● **Task statement**
Extract the complete listing and repeat it word for word.

● **Information provided**
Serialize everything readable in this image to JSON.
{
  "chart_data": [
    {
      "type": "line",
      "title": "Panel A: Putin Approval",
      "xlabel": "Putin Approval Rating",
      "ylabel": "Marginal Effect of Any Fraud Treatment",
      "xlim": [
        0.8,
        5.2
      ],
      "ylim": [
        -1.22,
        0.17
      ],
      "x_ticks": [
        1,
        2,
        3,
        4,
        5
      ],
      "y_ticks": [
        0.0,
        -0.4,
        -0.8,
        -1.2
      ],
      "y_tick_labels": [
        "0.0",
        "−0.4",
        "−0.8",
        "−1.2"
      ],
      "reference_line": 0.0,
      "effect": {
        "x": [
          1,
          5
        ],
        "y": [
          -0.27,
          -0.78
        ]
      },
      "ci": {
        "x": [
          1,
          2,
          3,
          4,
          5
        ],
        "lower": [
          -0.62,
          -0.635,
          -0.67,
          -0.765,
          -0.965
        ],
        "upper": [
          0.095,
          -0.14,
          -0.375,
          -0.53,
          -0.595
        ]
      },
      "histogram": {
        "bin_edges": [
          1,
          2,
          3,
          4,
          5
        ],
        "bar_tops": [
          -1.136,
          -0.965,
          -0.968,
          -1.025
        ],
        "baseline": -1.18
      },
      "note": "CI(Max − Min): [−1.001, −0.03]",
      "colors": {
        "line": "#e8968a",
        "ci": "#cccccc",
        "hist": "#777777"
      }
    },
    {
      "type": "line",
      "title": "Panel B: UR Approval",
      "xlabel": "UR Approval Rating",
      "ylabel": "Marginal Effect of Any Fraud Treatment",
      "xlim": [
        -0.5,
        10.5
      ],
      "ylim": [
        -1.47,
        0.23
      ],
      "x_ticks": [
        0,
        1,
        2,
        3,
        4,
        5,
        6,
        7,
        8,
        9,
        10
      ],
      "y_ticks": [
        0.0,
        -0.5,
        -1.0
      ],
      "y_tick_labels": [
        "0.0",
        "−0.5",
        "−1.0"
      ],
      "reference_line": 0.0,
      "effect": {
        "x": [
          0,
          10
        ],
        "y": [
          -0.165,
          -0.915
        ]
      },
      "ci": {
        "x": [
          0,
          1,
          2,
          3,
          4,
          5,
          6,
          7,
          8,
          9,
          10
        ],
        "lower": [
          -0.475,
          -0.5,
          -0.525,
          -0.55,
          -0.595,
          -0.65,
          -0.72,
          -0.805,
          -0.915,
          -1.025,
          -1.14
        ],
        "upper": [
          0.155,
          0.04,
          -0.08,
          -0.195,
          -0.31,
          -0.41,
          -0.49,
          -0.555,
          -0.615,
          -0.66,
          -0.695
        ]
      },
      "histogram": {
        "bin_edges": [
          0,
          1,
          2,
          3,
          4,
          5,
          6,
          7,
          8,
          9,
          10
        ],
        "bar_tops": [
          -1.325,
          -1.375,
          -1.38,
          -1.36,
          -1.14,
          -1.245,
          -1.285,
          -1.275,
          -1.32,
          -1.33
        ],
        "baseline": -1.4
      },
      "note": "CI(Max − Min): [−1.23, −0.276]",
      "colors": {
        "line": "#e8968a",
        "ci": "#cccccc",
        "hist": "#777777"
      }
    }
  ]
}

● **Reply to the task**
Serialize everything readable in this image to JSON.
{
  "chart_data": [
    {
      "type": "line",
      "title": "Panel A: Putin Approval",
      "xlabel": "Putin Approval Rating",
      "ylabel": "Marginal Effect of Any Fraud Treatment",
      "xlim": [
        0.8,
        5.2
      ],
      "ylim": [
        -1.22,
        0.17
      ],
      "x_ticks": [
        1,
        2,
        3,
        4,
        5
      ],
      "y_ticks": [
        0.0,
        -0.4,
        -0.8,
        -1.2
      ],
      "y_tick_labels": [
        "0.0",
        "−0.4",
        "−0.8",
        "−1.2"
      ],
      "reference_line": 0.0,
      "effect": {
        "x": [
          1,
          5
        ],
        "y": [
          -0.27,
          -0.78
        ]
      },
      "ci": {
        "x": [
          1,
          2,
          3,
          4,
          5
        ],
        "lower": [
          -0.62,
          -0.635,
          -0.67,
          -0.765,
          -0.965
        ],
        "upper": [
          0.095,
          -0.14,
          -0.375,
          -0.53,
          -0.595
        ]
      },
      "histogram": {
        "bin_edges": [
          1,
          2,
          3,
          4,
          5
        ],
        "bar_tops": [
          -1.136,
          -0.965,
          -0.968,
          -1.025
        ],
        "baseline": -1.18
      },
      "note": "CI(Max − Min): [−1.001, −0.03]",
      "colors": {
        "line": "#e8968a",
        "ci": "#cccccc",
        "hist": "#777777"
      }
    },
    {
      "type": "line",
      "title": "Panel B: UR Approval",
      "xlabel": "UR Approval Rating",
      "ylabel": "Marginal Effect of Any Fraud Treatment",
      "xlim": [
        -0.5,
        10.5
      ],
      "ylim": [
        -1.47,
        0.23
      ],
      "x_ticks": [
        0,
        1,
        2,
        3,
        4,
        5,
        6,
        7,
        8,
        9,
        10
      ],
      "y_ticks": [
        0.0,
        -0.5,
        -1.0
      ],
      "y_tick_labels": [
        "0.0",
        "−0.5",
        "−1.0"
      ],
      "reference_line": 0.0,
      "effect": {
        "x": [
          0,
          10
        ],
        "y": [
          -0.165,
          -0.915
        ]
      },
      "ci": {
        "x": [
          0,
          1,
          2,
          3,
          4,
          5,
          6,
          7,
          8,
          9,
          10
        ],
        "lower": [
          -0.475,
          -0.5,
          -0.525,
          -0.55,
          -0.595,
          -0.65,
          -0.72,
          -0.805,
          -0.915,
          -1.025,
          -1.14
        ],
        "upper": [
          0.155,
          0.04,
          -0.08,
          -0.195,
          -0.31,
          -0.41,
          -0.49,
          -0.555,
          -0.615,
          -0.66,
          -0.695
        ]
      },
      "histogram": {
        "bin_edges": [
          0,
          1,
          2,
          3,
          4,
          5,
          6,
          7,
          8,
          9,
          10
        ],
        "bar_tops": [
          -1.325,
          -1.375,
          -1.38,
          -1.36,
          -1.14,
          -1.245,
          -1.285,
          -1.275,
          -1.32,
          -1.33
        ],
        "baseline": -1.4
      },
      "note": "CI(Max − Min): [−1.23, −0.276]",
      "colors": {
        "line": "#e8968a",
        "ci": "#cccccc",
        "hist": "#777777"
      }
    }
  ]
}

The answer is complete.